*Given request 1*
Reproduce the Entity Framework article word for word, from "Developing Database Agnostic" to "familiar LINQ-based syntax.".

*Provided passage*
Developing Database Agnostic Applications with Entity Framework
Microsoft released Entity Framework, an ORM (Object Relational Mapping) tool, in 2008. Entity Framework gives developers the ability to be abstracted from the underlying relational database management system and allows them to talk to a database using familiar LINQ-based syntax.
Entity Framework therefore simplifies the development process and greatly aids in improving productivity while working with a database. Entity Framework does so via a model that serves as a database abstraction. However, this technology is not database agnostic. As a result, if an application needs to be compatible with multiple databases, you have two choices. You could have multiple models, thus duplicating your efforts with each supported RDBMS (Relational Database Management System). Alternatively, you can use single model by deploying a technique that allows you to switch database support during deployment based on your target database. This article will show you how to use both techniques, thus making Entity Framework-based data access layer code database agnostic.
Deep Look into Entity Framework Model Structure
In order to be able to fully understand why Entity Framework is not database agnostic technology and how to make it such, a deep look into the workings of this ORM (Object Relational Mapping) tool is required. I’ll start by building a new model against a sample database that I’ll use in this article to demonstrate various concepts. First I will create a new project using Visual Studio 2008 SP1 and add a new item, specifying ADO.NET Entity Framework Model (Figure 1) as item type. In the next screen of the Add New Item wizard I choose to generate my model from a database. Then I’ll create a new connection, pointing it to the sample database (EFArticle). I will select all the tables from the database to include in the model. Next, I will complete the wizard and then build the project with all default settings. Notice that the wizard adds an app.config file to the project. It contains the connection string to connect to the database. You should understand the structure of this string:
Figure 1: Adding the new Entity Framework model.<configuration>
provider connection string="

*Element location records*
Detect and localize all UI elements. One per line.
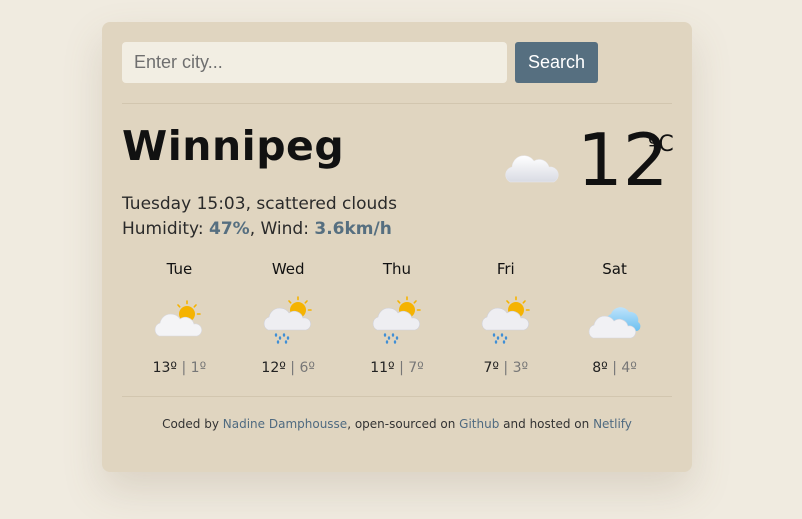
temperature-unit: ºC	[648, 132, 674, 157]
forecast: Tue 13º | 1º Wed 12º | 6º Thu 11º | 7º F…	[122, 254, 672, 376]
humidity-value: 47%	[208, 219, 250, 239]
netlify-link[interactable]: Netlify	[593, 417, 632, 431]
forecast-temps: 13º | 1º	[125, 360, 234, 376]
max-temp: 13º	[152, 360, 178, 376]
forecast-day: Sat 8º | 4º	[560, 254, 669, 376]
forecast-day: Tue 13º | 1º	[125, 254, 234, 376]
weather-card: Search Winnipeg Tuesday 15:03, scattered…	[102, 22, 692, 472]
temp-separator: |	[290, 360, 295, 376]
humidity-label: Humidity:	[122, 219, 204, 239]
temp-separator: |	[399, 360, 404, 376]
footer-middle: , open-sourced on	[347, 417, 456, 431]
rain-sun-icon	[372, 296, 421, 344]
forecast-day-name: Tue	[166, 260, 193, 278]
conditions: scattered clouds	[256, 194, 397, 214]
forecast-temps: 8º | 4º	[560, 360, 669, 376]
day-time: Tuesday 15:03	[122, 194, 246, 214]
partly-cloudy-icon	[155, 300, 203, 337]
footer-hosted: and hosted on	[503, 417, 590, 431]
min-temp: 1º	[190, 360, 207, 376]
temp-separator: |	[612, 360, 617, 376]
search-form: Search	[122, 42, 672, 83]
forecast-day-name: Wed	[271, 260, 305, 278]
temp-separator: |	[503, 360, 509, 376]
footer: Coded by Nadine Damphousse, open-sourced…	[122, 417, 672, 431]
cloud-icon	[505, 155, 559, 183]
author-link[interactable]: Nadine Damphousse	[223, 417, 347, 431]
forecast-day: Thu 11º | 7º	[343, 254, 452, 376]
forecast-day: Fri 7º | 3º	[451, 254, 560, 376]
footer-prefix: Coded by	[162, 417, 219, 431]
wind-value: 3.6km/h	[314, 219, 392, 239]
github-link[interactable]: Github	[459, 417, 499, 431]
current-weather: Winnipeg Tuesday 15:03, scattered clouds…	[122, 104, 674, 254]
weather-description: Tuesday 15:03, scattered clouds Humidity…	[122, 192, 397, 242]
cloudy-icon	[588, 307, 640, 339]
forecast-day: Wed 12º | 6º	[234, 254, 343, 376]
divider	[122, 396, 672, 397]
forecast-temps: 7º | 3º	[451, 360, 560, 376]
forecast-day-name: Sat	[602, 260, 627, 278]
humidity-wind-line: Humidity: 47%, Wind: 3.6km/h	[122, 219, 392, 239]
forecast-temps: 11º | 7º	[343, 360, 452, 376]
max-temp: 12º	[261, 360, 286, 376]
rain-sun-icon	[481, 296, 530, 344]
max-temp: 11º	[370, 360, 395, 376]
forecast-day-name: Fri	[496, 260, 515, 278]
min-temp: 4º	[621, 360, 637, 376]
min-temp: 6º	[299, 360, 315, 376]
min-temp: 7º	[408, 360, 424, 376]
city-name: Winnipeg	[122, 122, 345, 170]
max-temp: 8º	[592, 360, 608, 376]
forecast-day-name: Thu	[382, 260, 412, 278]
max-temp: 7º	[483, 360, 499, 376]
date-conditions-line: Tuesday 15:03, scattered clouds	[122, 194, 397, 214]
wind-label: Wind:	[260, 219, 309, 239]
temp-separator: |	[181, 360, 187, 376]
search-button[interactable]: Search	[515, 42, 598, 83]
min-temp: 3º	[512, 360, 529, 376]
forecast-temps: 12º | 6º	[234, 360, 343, 376]
rain-sun-icon	[263, 296, 312, 344]
search-input[interactable]	[122, 42, 507, 83]
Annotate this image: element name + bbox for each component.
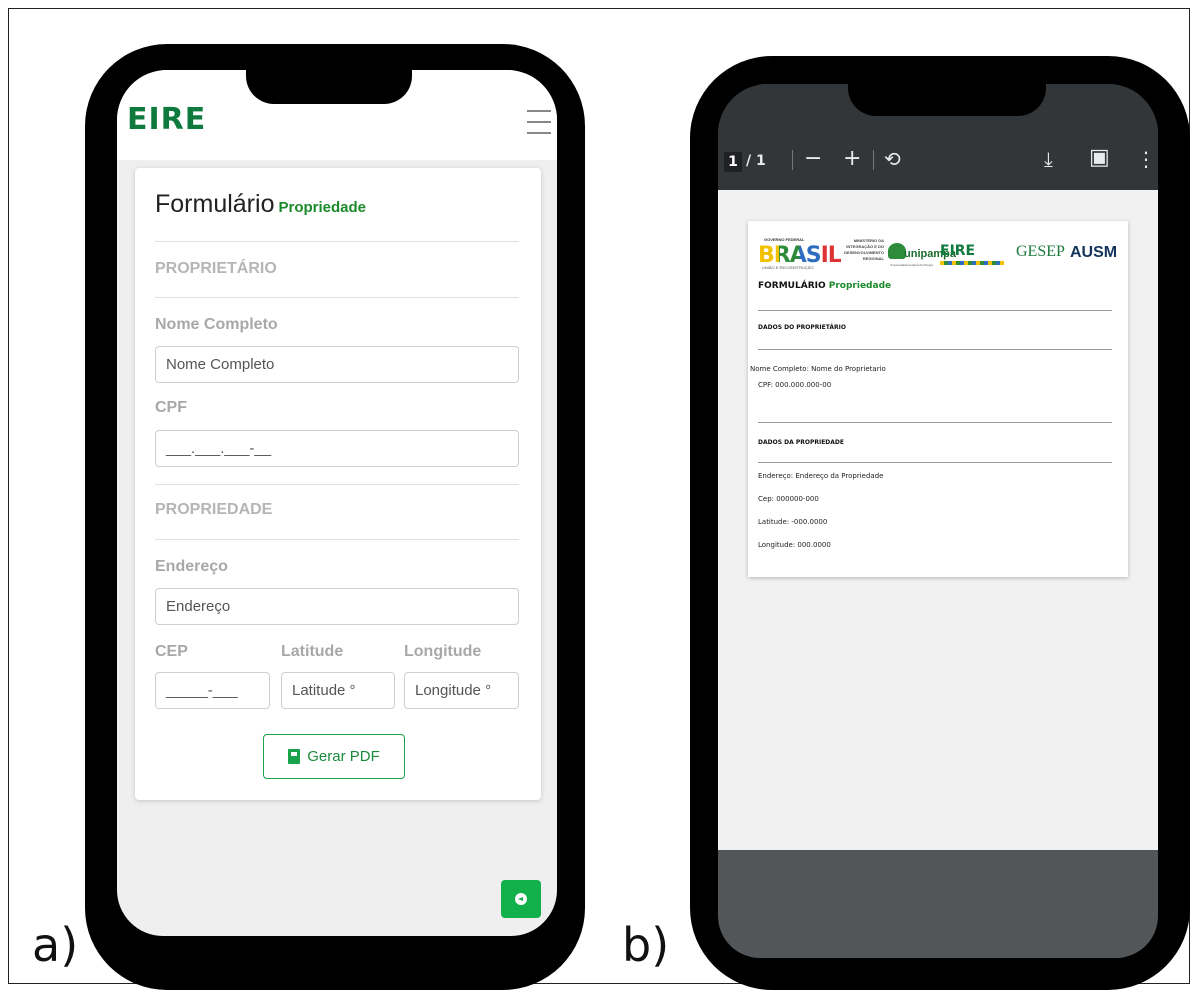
longitude-label: Longitude	[404, 643, 482, 660]
cpf-label: CPF	[155, 399, 187, 416]
address-label: Endereço	[155, 558, 228, 575]
eire-logo: EIRE	[127, 102, 207, 137]
doc-divider	[758, 422, 1112, 423]
zoom-in-icon[interactable]: +	[843, 148, 861, 170]
full-name-label: Nome Completo	[155, 316, 278, 333]
pdf-page: GOVERNO FEDERAL BRASIL UNIÃO E RECONSTRU…	[748, 221, 1128, 577]
address-input[interactable]: Endereço	[155, 588, 519, 625]
more-icon[interactable]: ⋮	[1136, 148, 1156, 170]
phone-a-notch	[246, 44, 412, 104]
toolbar-separator	[792, 150, 793, 170]
arrow-left-circle-icon	[515, 893, 527, 905]
page-number-input[interactable]: 1	[724, 152, 742, 172]
panel-label-b: b)	[622, 918, 670, 972]
ausm-logo: AUSM	[1070, 244, 1118, 261]
download-icon[interactable]: ⤓	[1044, 148, 1053, 170]
longitude-input[interactable]: Longitude °	[404, 672, 519, 709]
doc-title: FORMULÁRIO Propriedade	[758, 281, 892, 291]
doc-longitude: Longitude: 000.0000	[758, 541, 831, 549]
divider	[155, 297, 519, 298]
logo-banner: GOVERNO FEDERAL BRASIL UNIÃO E RECONSTRU…	[758, 237, 1120, 273]
cep-label: CEP	[155, 643, 188, 660]
doc-divider	[758, 310, 1112, 311]
divider	[155, 484, 519, 485]
zoom-out-icon[interactable]: −	[804, 148, 822, 170]
form-title: Formulário Propriedade	[155, 190, 367, 218]
phone-b-screen: 1 / 1 − + ⟲ ⤓ ▣ ⋮ GOVERNO FEDERAL BRASIL…	[718, 84, 1158, 958]
divider	[155, 539, 519, 540]
print-icon[interactable]: ▣	[1089, 147, 1110, 169]
unipampa-subtitle: Universidade Federal do Pampa	[890, 263, 934, 267]
doc-divider	[758, 349, 1112, 350]
phone-a-screen: EIRE Formulário Propriedade PROPRIETÁRIO …	[117, 70, 557, 936]
doc-owner-cpf: CPF: 000.000.000-00	[758, 381, 832, 389]
file-icon	[288, 749, 301, 764]
cep-input[interactable]: _____-___	[155, 672, 270, 709]
full-name-input[interactable]: Nome Completo	[155, 346, 519, 383]
form-subtitle: Propriedade	[278, 199, 367, 216]
doc-section-property: DADOS DA PROPRIEDADE	[758, 439, 844, 446]
generate-pdf-label: Gerar PDF	[307, 748, 380, 765]
doc-latitude: Latitude: -000.0000	[758, 518, 828, 526]
doc-cep: Cep: 000000-000	[758, 495, 819, 503]
page-count: / 1	[746, 153, 766, 169]
phone-b-notch	[848, 56, 1046, 116]
latitude-input[interactable]: Latitude °	[281, 672, 395, 709]
eire-color-strip	[940, 261, 1004, 265]
governo-federal-text: GOVERNO FEDERAL	[764, 237, 805, 242]
panel-label-a: a)	[32, 918, 79, 972]
doc-title-sub: Propriedade	[828, 281, 892, 291]
doc-section-owner: DADOS DO PROPRIETÁRIO	[758, 324, 846, 331]
rotate-icon[interactable]: ⟲	[884, 148, 901, 170]
hamburger-menu-icon[interactable]	[527, 110, 551, 136]
ministerio-text: MINISTÉRIO DA INTEGRAÇÃO E DO DESENVOLVI…	[844, 238, 884, 261]
form-card: Formulário Propriedade PROPRIETÁRIO Nome …	[135, 168, 541, 800]
doc-owner-name: Nome Completo: Nome do Proprietario	[750, 365, 886, 373]
doc-address: Endereço: Endereço da Propriedade	[758, 472, 884, 480]
brasil-subtitle: UNIÃO E RECONSTRUÇÃO	[762, 265, 814, 270]
eire-logo-pdf: EIRE	[940, 243, 976, 259]
latitude-label: Latitude	[281, 643, 344, 660]
doc-divider	[758, 462, 1112, 463]
divider	[155, 241, 519, 242]
back-button[interactable]	[501, 880, 541, 918]
section-owner: PROPRIETÁRIO	[155, 260, 277, 277]
generate-pdf-button[interactable]: Gerar PDF	[263, 734, 405, 779]
section-property: PROPRIEDADE	[155, 501, 273, 518]
toolbar-separator	[873, 150, 874, 170]
gesep-logo: GESEP	[1016, 243, 1065, 260]
cpf-input[interactable]: ___.___.___-__	[155, 430, 519, 467]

*Given request 2*
In the records, rename "interactable" to "clickable" in the lines from the line with "643, 482, 660]" to the line with "56, 1046, 116]", keeping everything else unchanged, and give back only those lines.

*Response 1*
Developing Database Agnostic Applications with Entity Framework
Microsoft released Entity Framework, an ORM (Object Relational Mapping) tool, in 2008. Entity Framework gives developers the ability to be abstracted from the underlying relational database management system and allows them to talk to a database using familiar LINQ-based syntax.

*Response 2*
longitude-label: Longitude	[404, 643, 482, 660]
cpf-label: CPF	[155, 399, 187, 416]
address-label: Endereço	[155, 558, 228, 575]
eire-logo: EIRE	[127, 102, 207, 137]
doc-divider	[758, 422, 1112, 423]
zoom-in-icon[clickable]: +	[843, 148, 861, 170]
full-name-label: Nome Completo	[155, 316, 278, 333]
pdf-page: GOVERNO FEDERAL BRASIL UNIÃO E RECONSTRU…	[748, 221, 1128, 577]
address-input[clickable]: Endereço	[155, 588, 519, 625]
more-icon[clickable]: ⋮	[1136, 148, 1156, 170]
phone-a-notch	[246, 44, 412, 104]
toolbar-separator	[792, 150, 793, 170]
arrow-left-circle-icon	[515, 893, 527, 905]
page-number-input[clickable]: 1	[724, 152, 742, 172]
panel-label-b: b)	[622, 918, 670, 972]
ausm-logo: AUSM	[1070, 244, 1118, 261]
download-icon[clickable]: ⤓	[1044, 148, 1053, 170]
longitude-input[clickable]: Longitude °	[404, 672, 519, 709]
doc-title: FORMULÁRIO Propriedade	[758, 281, 892, 291]
doc-longitude: Longitude: 000.0000	[758, 541, 831, 549]
divider	[155, 297, 519, 298]
logo-banner: GOVERNO FEDERAL BRASIL UNIÃO E RECONSTRU…	[758, 237, 1120, 273]
cep-label: CEP	[155, 643, 188, 660]
doc-divider	[758, 310, 1112, 311]
divider	[155, 484, 519, 485]
zoom-out-icon[clickable]: −	[804, 148, 822, 170]
form-title: Formulário Propriedade	[155, 190, 367, 218]
phone-b-screen: 1 / 1 − + ⟲ ⤓ ▣ ⋮ GOVERNO FEDERAL BRASIL…	[718, 84, 1158, 958]
divider	[155, 539, 519, 540]
print-icon[clickable]: ▣	[1089, 147, 1110, 169]
unipampa-subtitle: Universidade Federal do Pampa	[890, 263, 934, 267]
doc-divider	[758, 349, 1112, 350]
phone-a-screen: EIRE Formulário Propriedade PROPRIETÁRIO …	[117, 70, 557, 936]
doc-owner-cpf: CPF: 000.000.000-00	[758, 381, 832, 389]
file-icon	[288, 749, 301, 764]
cep-input[clickable]: _____-___	[155, 672, 270, 709]
full-name-input[clickable]: Nome Completo	[155, 346, 519, 383]
form-subtitle: Propriedade	[278, 199, 367, 216]
doc-section-property: DADOS DA PROPRIEDADE	[758, 439, 844, 446]
generate-pdf-label: Gerar PDF	[307, 748, 380, 765]
doc-latitude: Latitude: -000.0000	[758, 518, 828, 526]
doc-cep: Cep: 000000-000	[758, 495, 819, 503]
page-count: / 1	[746, 153, 766, 169]
phone-b-notch	[848, 56, 1046, 116]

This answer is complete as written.